▸ **GOAL**:
Reproduce the lines of the material exactly, excluding every image.

▸ **INPUT ROWS**:
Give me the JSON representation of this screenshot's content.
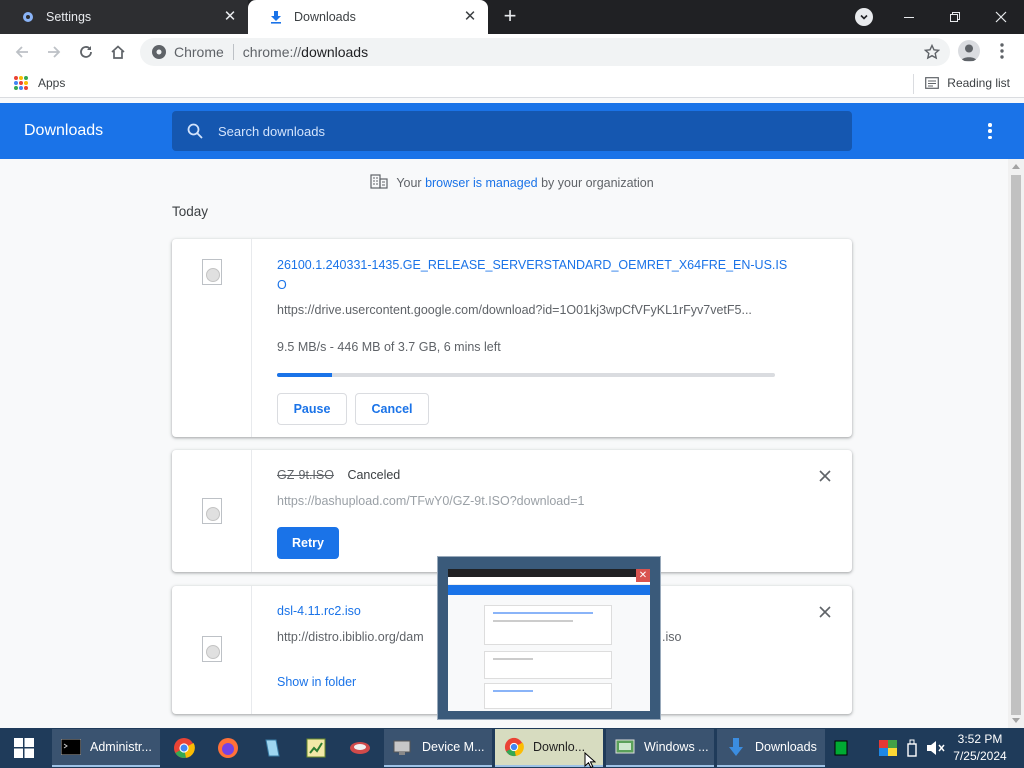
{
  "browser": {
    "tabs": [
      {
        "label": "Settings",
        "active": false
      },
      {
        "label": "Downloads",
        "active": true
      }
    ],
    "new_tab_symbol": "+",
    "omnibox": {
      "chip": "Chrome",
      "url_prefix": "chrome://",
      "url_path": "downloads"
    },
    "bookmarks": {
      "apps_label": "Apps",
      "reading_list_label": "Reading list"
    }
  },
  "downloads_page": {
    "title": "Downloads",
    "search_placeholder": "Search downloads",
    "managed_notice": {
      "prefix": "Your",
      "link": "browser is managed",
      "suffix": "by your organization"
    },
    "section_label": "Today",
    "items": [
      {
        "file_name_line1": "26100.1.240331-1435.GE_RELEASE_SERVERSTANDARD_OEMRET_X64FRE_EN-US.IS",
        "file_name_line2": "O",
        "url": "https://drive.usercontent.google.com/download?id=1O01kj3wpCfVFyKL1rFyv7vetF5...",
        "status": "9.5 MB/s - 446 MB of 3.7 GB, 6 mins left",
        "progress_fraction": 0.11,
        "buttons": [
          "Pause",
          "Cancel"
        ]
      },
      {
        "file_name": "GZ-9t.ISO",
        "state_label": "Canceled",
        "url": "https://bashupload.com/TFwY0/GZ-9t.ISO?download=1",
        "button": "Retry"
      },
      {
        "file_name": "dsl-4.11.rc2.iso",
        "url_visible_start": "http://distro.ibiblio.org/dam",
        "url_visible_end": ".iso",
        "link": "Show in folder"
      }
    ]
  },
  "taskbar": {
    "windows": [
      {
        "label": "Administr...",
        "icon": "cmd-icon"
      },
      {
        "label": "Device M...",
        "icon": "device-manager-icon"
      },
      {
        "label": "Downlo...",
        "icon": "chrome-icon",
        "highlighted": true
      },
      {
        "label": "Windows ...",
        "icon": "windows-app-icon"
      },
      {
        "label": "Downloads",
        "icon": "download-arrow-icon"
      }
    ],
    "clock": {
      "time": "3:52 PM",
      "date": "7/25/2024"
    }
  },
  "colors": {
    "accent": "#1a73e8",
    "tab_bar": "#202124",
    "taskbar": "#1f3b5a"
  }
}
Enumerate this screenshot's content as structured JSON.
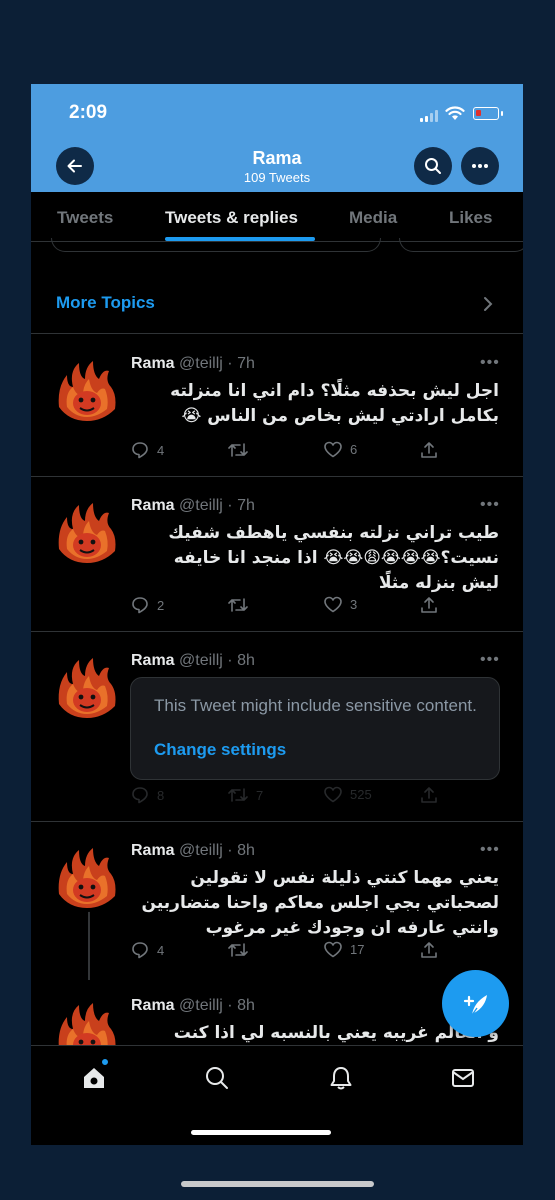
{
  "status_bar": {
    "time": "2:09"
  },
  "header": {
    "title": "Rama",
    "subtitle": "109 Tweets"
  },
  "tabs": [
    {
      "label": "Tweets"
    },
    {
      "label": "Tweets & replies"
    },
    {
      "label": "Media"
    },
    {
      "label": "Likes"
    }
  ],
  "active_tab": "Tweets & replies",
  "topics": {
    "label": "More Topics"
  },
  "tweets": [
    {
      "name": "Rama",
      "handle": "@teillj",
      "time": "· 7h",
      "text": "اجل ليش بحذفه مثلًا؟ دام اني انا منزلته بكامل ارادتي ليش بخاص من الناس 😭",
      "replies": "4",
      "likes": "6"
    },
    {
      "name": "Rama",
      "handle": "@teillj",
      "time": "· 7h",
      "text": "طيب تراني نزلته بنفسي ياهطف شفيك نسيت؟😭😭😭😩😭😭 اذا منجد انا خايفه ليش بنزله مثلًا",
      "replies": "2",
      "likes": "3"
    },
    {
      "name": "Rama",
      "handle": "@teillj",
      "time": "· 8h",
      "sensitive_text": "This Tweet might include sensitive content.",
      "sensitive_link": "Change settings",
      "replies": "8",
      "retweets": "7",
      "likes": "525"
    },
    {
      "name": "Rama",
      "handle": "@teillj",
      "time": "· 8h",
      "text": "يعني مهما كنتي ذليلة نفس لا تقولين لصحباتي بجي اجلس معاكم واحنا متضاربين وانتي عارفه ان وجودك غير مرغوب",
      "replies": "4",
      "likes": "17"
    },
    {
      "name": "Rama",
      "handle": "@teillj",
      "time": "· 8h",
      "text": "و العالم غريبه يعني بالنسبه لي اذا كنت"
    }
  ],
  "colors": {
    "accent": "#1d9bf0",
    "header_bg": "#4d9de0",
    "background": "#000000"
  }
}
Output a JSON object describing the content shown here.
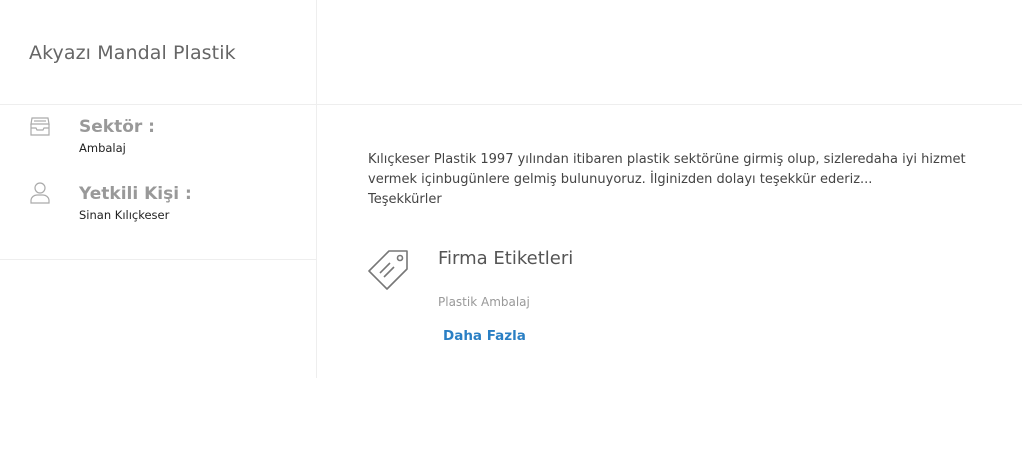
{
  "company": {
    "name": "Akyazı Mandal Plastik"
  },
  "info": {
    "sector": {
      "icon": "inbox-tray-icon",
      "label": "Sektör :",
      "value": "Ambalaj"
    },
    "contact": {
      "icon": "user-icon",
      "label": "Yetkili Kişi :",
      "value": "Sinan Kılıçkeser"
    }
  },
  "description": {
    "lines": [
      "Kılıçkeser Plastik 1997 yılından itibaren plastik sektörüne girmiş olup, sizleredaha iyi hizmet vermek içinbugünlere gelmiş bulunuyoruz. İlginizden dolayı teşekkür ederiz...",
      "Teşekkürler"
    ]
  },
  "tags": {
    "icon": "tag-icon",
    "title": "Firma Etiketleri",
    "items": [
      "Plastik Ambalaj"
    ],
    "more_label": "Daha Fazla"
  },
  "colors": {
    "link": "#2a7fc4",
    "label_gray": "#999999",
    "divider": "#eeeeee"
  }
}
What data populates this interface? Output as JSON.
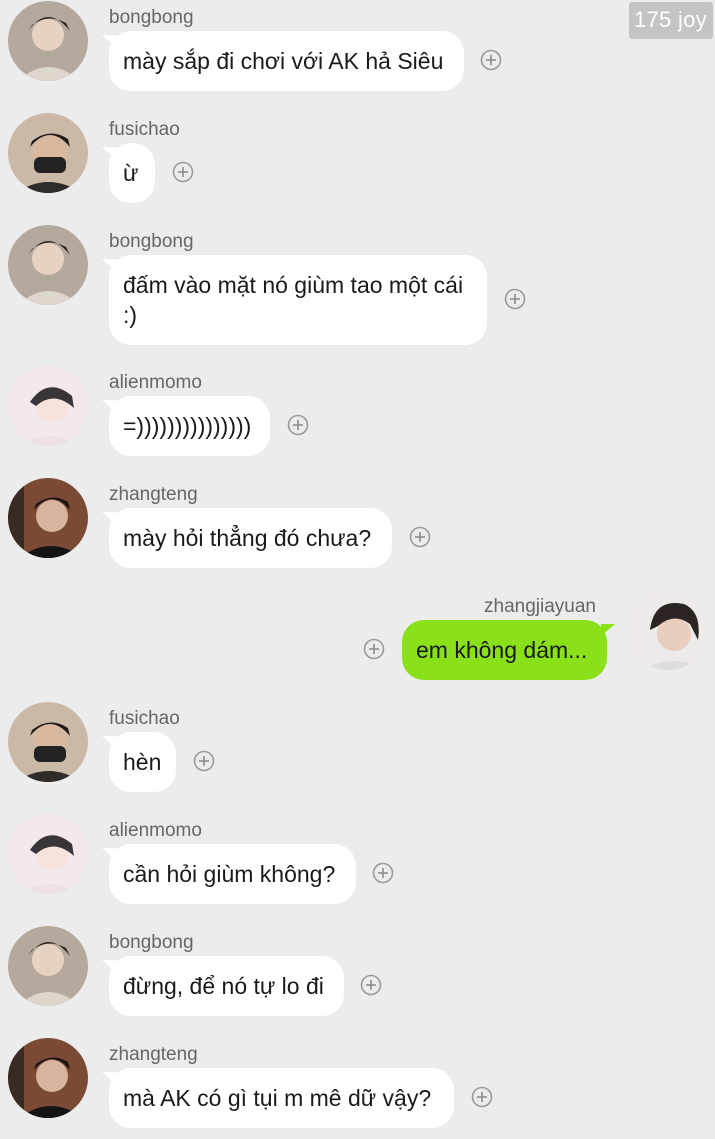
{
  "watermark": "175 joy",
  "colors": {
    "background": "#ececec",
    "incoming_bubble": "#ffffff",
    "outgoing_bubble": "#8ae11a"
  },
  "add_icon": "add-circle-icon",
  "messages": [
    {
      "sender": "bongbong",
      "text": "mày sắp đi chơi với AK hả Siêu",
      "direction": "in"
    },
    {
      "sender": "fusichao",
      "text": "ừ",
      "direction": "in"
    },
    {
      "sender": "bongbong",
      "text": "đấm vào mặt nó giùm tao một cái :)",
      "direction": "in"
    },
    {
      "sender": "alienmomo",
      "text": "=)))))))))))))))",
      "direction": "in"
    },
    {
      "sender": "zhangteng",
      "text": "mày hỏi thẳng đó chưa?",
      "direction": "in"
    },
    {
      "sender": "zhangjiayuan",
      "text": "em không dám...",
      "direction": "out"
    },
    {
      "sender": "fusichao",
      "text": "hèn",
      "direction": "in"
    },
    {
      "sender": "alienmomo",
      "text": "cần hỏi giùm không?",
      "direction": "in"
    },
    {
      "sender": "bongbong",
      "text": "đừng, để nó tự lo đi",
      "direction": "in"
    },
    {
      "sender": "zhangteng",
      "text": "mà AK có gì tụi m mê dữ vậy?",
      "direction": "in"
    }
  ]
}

▸ **SOLUTION FOR THIS PROBLEM**:
Give me the JSON representation of this screenshot's content.
{
  "browser": {
    "tabs": [
      {
        "label": "Settings",
        "active": false
      },
      {
        "label": "Downloads",
        "active": true
      }
    ],
    "new_tab_symbol": "+",
    "omnibox": {
      "chip": "Chrome",
      "url_prefix": "chrome://",
      "url_path": "downloads"
    },
    "bookmarks": {
      "apps_label": "Apps",
      "reading_list_label": "Reading list"
    }
  },
  "downloads_page": {
    "title": "Downloads",
    "search_placeholder": "Search downloads",
    "managed_notice": {
      "prefix": "Your",
      "link": "browser is managed",
      "suffix": "by your organization"
    },
    "section_label": "Today",
    "items": [
      {
        "file_name_line1": "26100.1.240331-1435.GE_RELEASE_SERVERSTANDARD_OEMRET_X64FRE_EN-US.IS",
        "file_name_line2": "O",
        "url": "https://drive.usercontent.google.com/download?id=1O01kj3wpCfVFyKL1rFyv7vetF5...",
        "status": "9.5 MB/s - 446 MB of 3.7 GB, 6 mins left",
        "progress_fraction": 0.11,
        "buttons": [
          "Pause",
          "Cancel"
        ]
      },
      {
        "file_name": "GZ-9t.ISO",
        "state_label": "Canceled",
        "url": "https://bashupload.com/TFwY0/GZ-9t.ISO?download=1",
        "button": "Retry"
      },
      {
        "file_name": "dsl-4.11.rc2.iso",
        "url_visible_start": "http://distro.ibiblio.org/dam",
        "url_visible_end": ".iso",
        "link": "Show in folder"
      }
    ]
  },
  "taskbar": {
    "windows": [
      {
        "label": "Administr...",
        "icon": "cmd-icon"
      },
      {
        "label": "Device M...",
        "icon": "device-manager-icon"
      },
      {
        "label": "Downlo...",
        "icon": "chrome-icon",
        "highlighted": true
      },
      {
        "label": "Windows ...",
        "icon": "windows-app-icon"
      },
      {
        "label": "Downloads",
        "icon": "download-arrow-icon"
      }
    ],
    "clock": {
      "time": "3:52 PM",
      "date": "7/25/2024"
    }
  },
  "colors": {
    "accent": "#1a73e8",
    "tab_bar": "#202124",
    "taskbar": "#1f3b5a"
  }
}
Enumerate this screenshot's content as structured JSON.
{
  "status_bar": {
    "time": "2:09"
  },
  "header": {
    "title": "Rama",
    "subtitle": "109 Tweets"
  },
  "tabs": [
    {
      "label": "Tweets"
    },
    {
      "label": "Tweets & replies"
    },
    {
      "label": "Media"
    },
    {
      "label": "Likes"
    }
  ],
  "active_tab": "Tweets & replies",
  "topics": {
    "label": "More Topics"
  },
  "tweets": [
    {
      "name": "Rama",
      "handle": "@teillj",
      "time": "· 7h",
      "text": "اجل ليش بحذفه مثلًا؟ دام اني انا منزلته بكامل ارادتي ليش بخاص من الناس 😭",
      "replies": "4",
      "likes": "6"
    },
    {
      "name": "Rama",
      "handle": "@teillj",
      "time": "· 7h",
      "text": "طيب تراني نزلته بنفسي ياهطف شفيك نسيت؟😭😭😭😩😭😭 اذا منجد انا خايفه ليش بنزله مثلًا",
      "replies": "2",
      "likes": "3"
    },
    {
      "name": "Rama",
      "handle": "@teillj",
      "time": "· 8h",
      "sensitive_text": "This Tweet might include sensitive content.",
      "sensitive_link": "Change settings",
      "replies": "8",
      "retweets": "7",
      "likes": "525"
    },
    {
      "name": "Rama",
      "handle": "@teillj",
      "time": "· 8h",
      "text": "يعني مهما كنتي ذليلة نفس لا تقولين لصحباتي بجي اجلس معاكم واحنا متضاربين وانتي عارفه ان وجودك غير مرغوب",
      "replies": "4",
      "likes": "17"
    },
    {
      "name": "Rama",
      "handle": "@teillj",
      "time": "· 8h",
      "text": "و العالم غريبه يعني بالنسبه لي اذا كنت"
    }
  ],
  "colors": {
    "accent": "#1d9bf0",
    "header_bg": "#4d9de0",
    "background": "#000000"
  }
}
Output a JSON object describing the content shown here.
{
  "company": {
    "name": "Akyazı Mandal Plastik"
  },
  "info": {
    "sector": {
      "icon": "inbox-tray-icon",
      "label": "Sektör :",
      "value": "Ambalaj"
    },
    "contact": {
      "icon": "user-icon",
      "label": "Yetkili Kişi :",
      "value": "Sinan Kılıçkeser"
    }
  },
  "description": {
    "lines": [
      "Kılıçkeser Plastik 1997 yılından itibaren plastik sektörüne girmiş olup, sizleredaha iyi hizmet vermek içinbugünlere gelmiş bulunuyoruz. İlginizden dolayı teşekkür ederiz...",
      "Teşekkürler"
    ]
  },
  "tags": {
    "icon": "tag-icon",
    "title": "Firma Etiketleri",
    "items": [
      "Plastik Ambalaj"
    ],
    "more_label": "Daha Fazla"
  },
  "colors": {
    "link": "#2a7fc4",
    "label_gray": "#999999",
    "divider": "#eeeeee"
  }
}
What data populates this interface? Output as JSON.
{
  "watermark": "175 joy",
  "colors": {
    "background": "#ececec",
    "incoming_bubble": "#ffffff",
    "outgoing_bubble": "#8ae11a"
  },
  "add_icon": "add-circle-icon",
  "messages": [
    {
      "sender": "bongbong",
      "text": "mày sắp đi chơi với AK hả Siêu",
      "direction": "in"
    },
    {
      "sender": "fusichao",
      "text": "ừ",
      "direction": "in"
    },
    {
      "sender": "bongbong",
      "text": "đấm vào mặt nó giùm tao một cái :)",
      "direction": "in"
    },
    {
      "sender": "alienmomo",
      "text": "=)))))))))))))))",
      "direction": "in"
    },
    {
      "sender": "zhangteng",
      "text": "mày hỏi thẳng đó chưa?",
      "direction": "in"
    },
    {
      "sender": "zhangjiayuan",
      "text": "em không dám...",
      "direction": "out"
    },
    {
      "sender": "fusichao",
      "text": "hèn",
      "direction": "in"
    },
    {
      "sender": "alienmomo",
      "text": "cần hỏi giùm không?",
      "direction": "in"
    },
    {
      "sender": "bongbong",
      "text": "đừng, để nó tự lo đi",
      "direction": "in"
    },
    {
      "sender": "zhangteng",
      "text": "mà AK có gì tụi m mê dữ vậy?",
      "direction": "in"
    }
  ]
}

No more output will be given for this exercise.